Dataset entries on figures:
........

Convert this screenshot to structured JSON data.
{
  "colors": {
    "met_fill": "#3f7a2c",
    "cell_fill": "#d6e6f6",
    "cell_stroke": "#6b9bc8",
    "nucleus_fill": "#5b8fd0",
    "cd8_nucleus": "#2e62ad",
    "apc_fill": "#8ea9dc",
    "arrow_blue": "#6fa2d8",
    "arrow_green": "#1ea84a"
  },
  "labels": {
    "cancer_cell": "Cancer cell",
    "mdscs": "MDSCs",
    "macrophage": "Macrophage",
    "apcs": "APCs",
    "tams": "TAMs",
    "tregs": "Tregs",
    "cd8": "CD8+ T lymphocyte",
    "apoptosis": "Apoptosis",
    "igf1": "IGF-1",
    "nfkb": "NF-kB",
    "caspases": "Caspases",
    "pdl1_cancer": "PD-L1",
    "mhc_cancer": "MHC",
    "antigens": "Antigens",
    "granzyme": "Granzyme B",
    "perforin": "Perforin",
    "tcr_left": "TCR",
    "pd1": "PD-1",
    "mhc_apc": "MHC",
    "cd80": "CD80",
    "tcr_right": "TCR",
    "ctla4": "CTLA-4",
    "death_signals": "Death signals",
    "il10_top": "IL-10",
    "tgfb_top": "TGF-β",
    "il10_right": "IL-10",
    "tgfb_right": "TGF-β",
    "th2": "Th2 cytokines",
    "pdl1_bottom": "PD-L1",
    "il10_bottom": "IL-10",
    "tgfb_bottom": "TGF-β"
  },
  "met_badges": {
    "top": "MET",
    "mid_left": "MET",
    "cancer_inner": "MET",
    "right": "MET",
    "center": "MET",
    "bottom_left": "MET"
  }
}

........

Short exercise:
Reproduce the material above without altering a single character.

Completed task:
Convert this screenshot to structured JSON data.
{
  "colors": {
    "met_fill": "#3f7a2c",
    "cell_fill": "#d6e6f6",
    "cell_stroke": "#6b9bc8",
    "nucleus_fill": "#5b8fd0",
    "cd8_nucleus": "#2e62ad",
    "apc_fill": "#8ea9dc",
    "arrow_blue": "#6fa2d8",
    "arrow_green": "#1ea84a"
  },
  "labels": {
    "cancer_cell": "Cancer cell",
    "mdscs": "MDSCs",
    "macrophage": "Macrophage",
    "apcs": "APCs",
    "tams": "TAMs",
    "tregs": "Tregs",
    "cd8": "CD8+ T lymphocyte",
    "apoptosis": "Apoptosis",
    "igf1": "IGF-1",
    "nfkb": "NF-kB",
    "caspases": "Caspases",
    "pdl1_cancer": "PD-L1",
    "mhc_cancer": "MHC",
    "antigens": "Antigens",
    "granzyme": "Granzyme B",
    "perforin": "Perforin",
    "tcr_left": "TCR",
    "pd1": "PD-1",
    "mhc_apc": "MHC",
    "cd80": "CD80",
    "tcr_right": "TCR",
    "ctla4": "CTLA-4",
    "death_signals": "Death signals",
    "il10_top": "IL-10",
    "tgfb_top": "TGF-β",
    "il10_right": "IL-10",
    "tgfb_right": "TGF-β",
    "th2": "Th2 cytokines",
    "pdl1_bottom": "PD-L1",
    "il10_bottom": "IL-10",
    "tgfb_bottom": "TGF-β"
  },
  "met_badges": {
    "top": "MET",
    "mid_left": "MET",
    "cancer_inner": "MET",
    "right": "MET",
    "center": "MET",
    "bottom_left": "MET"
  }
}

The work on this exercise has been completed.